Objective -
Retype the records below exactly as they appear.

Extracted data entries
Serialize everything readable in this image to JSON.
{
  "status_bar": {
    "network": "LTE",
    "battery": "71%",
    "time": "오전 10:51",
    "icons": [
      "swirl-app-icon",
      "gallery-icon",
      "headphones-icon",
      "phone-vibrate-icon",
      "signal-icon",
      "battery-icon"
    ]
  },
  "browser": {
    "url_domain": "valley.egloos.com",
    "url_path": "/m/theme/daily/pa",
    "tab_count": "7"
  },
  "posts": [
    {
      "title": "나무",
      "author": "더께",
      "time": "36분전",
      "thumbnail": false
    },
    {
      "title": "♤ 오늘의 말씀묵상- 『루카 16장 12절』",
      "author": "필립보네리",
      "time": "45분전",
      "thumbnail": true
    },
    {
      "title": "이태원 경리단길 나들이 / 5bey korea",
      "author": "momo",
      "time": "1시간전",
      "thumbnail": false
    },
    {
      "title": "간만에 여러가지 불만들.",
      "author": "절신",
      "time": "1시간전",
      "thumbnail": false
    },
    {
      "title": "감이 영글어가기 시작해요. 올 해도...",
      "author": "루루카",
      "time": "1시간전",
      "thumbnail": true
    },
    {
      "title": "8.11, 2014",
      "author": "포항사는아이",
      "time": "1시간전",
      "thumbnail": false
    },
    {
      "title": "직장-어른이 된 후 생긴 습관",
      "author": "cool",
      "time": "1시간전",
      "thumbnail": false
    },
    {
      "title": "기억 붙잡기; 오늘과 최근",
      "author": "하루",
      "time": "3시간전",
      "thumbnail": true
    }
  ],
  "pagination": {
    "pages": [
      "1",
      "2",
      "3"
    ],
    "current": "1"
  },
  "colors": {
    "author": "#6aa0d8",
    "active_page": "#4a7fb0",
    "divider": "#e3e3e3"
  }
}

Response below -
Serialize everything readable in this image to JSON.
{
  "status_bar": {
    "network": "LTE",
    "battery": "71%",
    "time": "오전 10:51",
    "icons": [
      "swirl-app-icon",
      "gallery-icon",
      "headphones-icon",
      "phone-vibrate-icon",
      "signal-icon",
      "battery-icon"
    ]
  },
  "browser": {
    "url_domain": "valley.egloos.com",
    "url_path": "/m/theme/daily/pa",
    "tab_count": "7"
  },
  "posts": [
    {
      "title": "나무",
      "author": "더께",
      "time": "36분전",
      "thumbnail": false
    },
    {
      "title": "♤ 오늘의 말씀묵상- 『루카 16장 12절』",
      "author": "필립보네리",
      "time": "45분전",
      "thumbnail": true
    },
    {
      "title": "이태원 경리단길 나들이 / 5bey korea",
      "author": "momo",
      "time": "1시간전",
      "thumbnail": false
    },
    {
      "title": "간만에 여러가지 불만들.",
      "author": "절신",
      "time": "1시간전",
      "thumbnail": false
    },
    {
      "title": "감이 영글어가기 시작해요. 올 해도...",
      "author": "루루카",
      "time": "1시간전",
      "thumbnail": true
    },
    {
      "title": "8.11, 2014",
      "author": "포항사는아이",
      "time": "1시간전",
      "thumbnail": false
    },
    {
      "title": "직장-어른이 된 후 생긴 습관",
      "author": "cool",
      "time": "1시간전",
      "thumbnail": false
    },
    {
      "title": "기억 붙잡기; 오늘과 최근",
      "author": "하루",
      "time": "3시간전",
      "thumbnail": true
    }
  ],
  "pagination": {
    "pages": [
      "1",
      "2",
      "3"
    ],
    "current": "1"
  },
  "colors": {
    "author": "#6aa0d8",
    "active_page": "#4a7fb0",
    "divider": "#e3e3e3"
  }
}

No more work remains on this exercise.